[Entries taken from a collection]
════
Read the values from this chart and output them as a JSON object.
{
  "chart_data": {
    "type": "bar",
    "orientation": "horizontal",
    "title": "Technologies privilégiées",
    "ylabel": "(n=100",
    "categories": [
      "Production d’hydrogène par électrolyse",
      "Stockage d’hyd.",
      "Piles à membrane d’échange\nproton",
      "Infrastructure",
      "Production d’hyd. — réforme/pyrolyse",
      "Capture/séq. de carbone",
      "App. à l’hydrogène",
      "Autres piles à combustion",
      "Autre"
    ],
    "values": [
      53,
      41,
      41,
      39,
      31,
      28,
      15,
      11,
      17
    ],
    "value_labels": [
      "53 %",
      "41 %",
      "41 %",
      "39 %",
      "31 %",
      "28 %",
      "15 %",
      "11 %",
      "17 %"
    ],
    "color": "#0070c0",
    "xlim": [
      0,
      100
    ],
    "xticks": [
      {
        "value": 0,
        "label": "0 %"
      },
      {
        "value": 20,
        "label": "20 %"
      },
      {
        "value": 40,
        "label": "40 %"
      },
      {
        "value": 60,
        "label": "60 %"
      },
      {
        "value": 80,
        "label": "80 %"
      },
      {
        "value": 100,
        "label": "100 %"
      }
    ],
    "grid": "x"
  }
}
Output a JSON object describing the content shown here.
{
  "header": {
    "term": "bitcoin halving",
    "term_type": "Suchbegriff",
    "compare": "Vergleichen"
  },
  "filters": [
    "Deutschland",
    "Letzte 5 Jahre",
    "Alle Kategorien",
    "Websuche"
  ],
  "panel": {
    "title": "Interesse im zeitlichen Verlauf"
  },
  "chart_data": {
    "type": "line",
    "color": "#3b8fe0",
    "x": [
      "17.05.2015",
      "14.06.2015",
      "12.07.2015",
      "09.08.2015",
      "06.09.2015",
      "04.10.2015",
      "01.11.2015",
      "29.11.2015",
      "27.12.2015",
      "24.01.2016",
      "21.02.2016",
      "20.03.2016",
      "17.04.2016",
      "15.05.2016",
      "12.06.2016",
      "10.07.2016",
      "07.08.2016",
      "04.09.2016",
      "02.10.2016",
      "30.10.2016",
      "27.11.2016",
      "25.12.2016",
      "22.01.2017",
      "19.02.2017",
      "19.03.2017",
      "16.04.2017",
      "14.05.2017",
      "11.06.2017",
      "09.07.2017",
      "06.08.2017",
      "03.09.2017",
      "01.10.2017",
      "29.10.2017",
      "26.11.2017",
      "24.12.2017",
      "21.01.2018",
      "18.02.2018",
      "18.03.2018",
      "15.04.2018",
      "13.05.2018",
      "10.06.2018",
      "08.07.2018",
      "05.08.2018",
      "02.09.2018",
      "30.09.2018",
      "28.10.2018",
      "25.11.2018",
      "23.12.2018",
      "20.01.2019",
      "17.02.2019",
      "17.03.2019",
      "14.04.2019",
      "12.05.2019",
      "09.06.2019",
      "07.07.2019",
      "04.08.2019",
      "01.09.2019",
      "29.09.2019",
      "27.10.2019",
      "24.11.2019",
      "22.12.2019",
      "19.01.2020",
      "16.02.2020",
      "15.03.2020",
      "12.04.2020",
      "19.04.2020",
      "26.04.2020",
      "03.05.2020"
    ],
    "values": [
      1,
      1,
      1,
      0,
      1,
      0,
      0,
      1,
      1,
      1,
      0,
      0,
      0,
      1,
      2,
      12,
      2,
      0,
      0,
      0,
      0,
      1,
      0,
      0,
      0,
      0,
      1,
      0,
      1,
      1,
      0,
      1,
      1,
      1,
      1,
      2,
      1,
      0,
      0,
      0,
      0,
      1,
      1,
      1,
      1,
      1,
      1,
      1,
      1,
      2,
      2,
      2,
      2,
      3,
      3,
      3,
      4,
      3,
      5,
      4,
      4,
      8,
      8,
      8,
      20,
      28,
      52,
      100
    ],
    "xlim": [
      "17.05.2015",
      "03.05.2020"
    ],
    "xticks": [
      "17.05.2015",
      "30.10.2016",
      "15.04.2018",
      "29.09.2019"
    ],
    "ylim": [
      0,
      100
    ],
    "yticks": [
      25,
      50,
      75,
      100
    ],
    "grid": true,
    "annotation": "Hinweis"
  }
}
════
--- GOAL OF THE EXERCISE ---
Nothing should be changed: write out all of the data as is.

--- EXERCISE RESULT ---
Read the values from this chart and output them as a JSON object.
{
  "chart_data": {
    "type": "bar",
    "orientation": "horizontal",
    "title": "Technologies privilégiées",
    "ylabel": "(n=100",
    "categories": [
      "Production d’hydrogène par électrolyse",
      "Stockage d’hyd.",
      "Piles à membrane d’échange\nproton",
      "Infrastructure",
      "Production d’hyd. — réforme/pyrolyse",
      "Capture/séq. de carbone",
      "App. à l’hydrogène",
      "Autres piles à combustion",
      "Autre"
    ],
    "values": [
      53,
      41,
      41,
      39,
      31,
      28,
      15,
      11,
      17
    ],
    "value_labels": [
      "53 %",
      "41 %",
      "41 %",
      "39 %",
      "31 %",
      "28 %",
      "15 %",
      "11 %",
      "17 %"
    ],
    "color": "#0070c0",
    "xlim": [
      0,
      100
    ],
    "xticks": [
      {
        "value": 0,
        "label": "0 %"
      },
      {
        "value": 20,
        "label": "20 %"
      },
      {
        "value": 40,
        "label": "40 %"
      },
      {
        "value": 60,
        "label": "60 %"
      },
      {
        "value": 80,
        "label": "80 %"
      },
      {
        "value": 100,
        "label": "100 %"
      }
    ],
    "grid": "x"
  }
}
Output a JSON object describing the content shown here.
{
  "header": {
    "term": "bitcoin halving",
    "term_type": "Suchbegriff",
    "compare": "Vergleichen"
  },
  "filters": [
    "Deutschland",
    "Letzte 5 Jahre",
    "Alle Kategorien",
    "Websuche"
  ],
  "panel": {
    "title": "Interesse im zeitlichen Verlauf"
  },
  "chart_data": {
    "type": "line",
    "color": "#3b8fe0",
    "x": [
      "17.05.2015",
      "14.06.2015",
      "12.07.2015",
      "09.08.2015",
      "06.09.2015",
      "04.10.2015",
      "01.11.2015",
      "29.11.2015",
      "27.12.2015",
      "24.01.2016",
      "21.02.2016",
      "20.03.2016",
      "17.04.2016",
      "15.05.2016",
      "12.06.2016",
      "10.07.2016",
      "07.08.2016",
      "04.09.2016",
      "02.10.2016",
      "30.10.2016",
      "27.11.2016",
      "25.12.2016",
      "22.01.2017",
      "19.02.2017",
      "19.03.2017",
      "16.04.2017",
      "14.05.2017",
      "11.06.2017",
      "09.07.2017",
      "06.08.2017",
      "03.09.2017",
      "01.10.2017",
      "29.10.2017",
      "26.11.2017",
      "24.12.2017",
      "21.01.2018",
      "18.02.2018",
      "18.03.2018",
      "15.04.2018",
      "13.05.2018",
      "10.06.2018",
      "08.07.2018",
      "05.08.2018",
      "02.09.2018",
      "30.09.2018",
      "28.10.2018",
      "25.11.2018",
      "23.12.2018",
      "20.01.2019",
      "17.02.2019",
      "17.03.2019",
      "14.04.2019",
      "12.05.2019",
      "09.06.2019",
      "07.07.2019",
      "04.08.2019",
      "01.09.2019",
      "29.09.2019",
      "27.10.2019",
      "24.11.2019",
      "22.12.2019",
      "19.01.2020",
      "16.02.2020",
      "15.03.2020",
      "12.04.2020",
      "19.04.2020",
      "26.04.2020",
      "03.05.2020"
    ],
    "values": [
      1,
      1,
      1,
      0,
      1,
      0,
      0,
      1,
      1,
      1,
      0,
      0,
      0,
      1,
      2,
      12,
      2,
      0,
      0,
      0,
      0,
      1,
      0,
      0,
      0,
      0,
      1,
      0,
      1,
      1,
      0,
      1,
      1,
      1,
      1,
      2,
      1,
      0,
      0,
      0,
      0,
      1,
      1,
      1,
      1,
      1,
      1,
      1,
      1,
      2,
      2,
      2,
      2,
      3,
      3,
      3,
      4,
      3,
      5,
      4,
      4,
      8,
      8,
      8,
      20,
      28,
      52,
      100
    ],
    "xlim": [
      "17.05.2015",
      "03.05.2020"
    ],
    "xticks": [
      "17.05.2015",
      "30.10.2016",
      "15.04.2018",
      "29.09.2019"
    ],
    "ylim": [
      0,
      100
    ],
    "yticks": [
      25,
      50,
      75,
      100
    ],
    "grid": true,
    "annotation": "Hinweis"
  }
}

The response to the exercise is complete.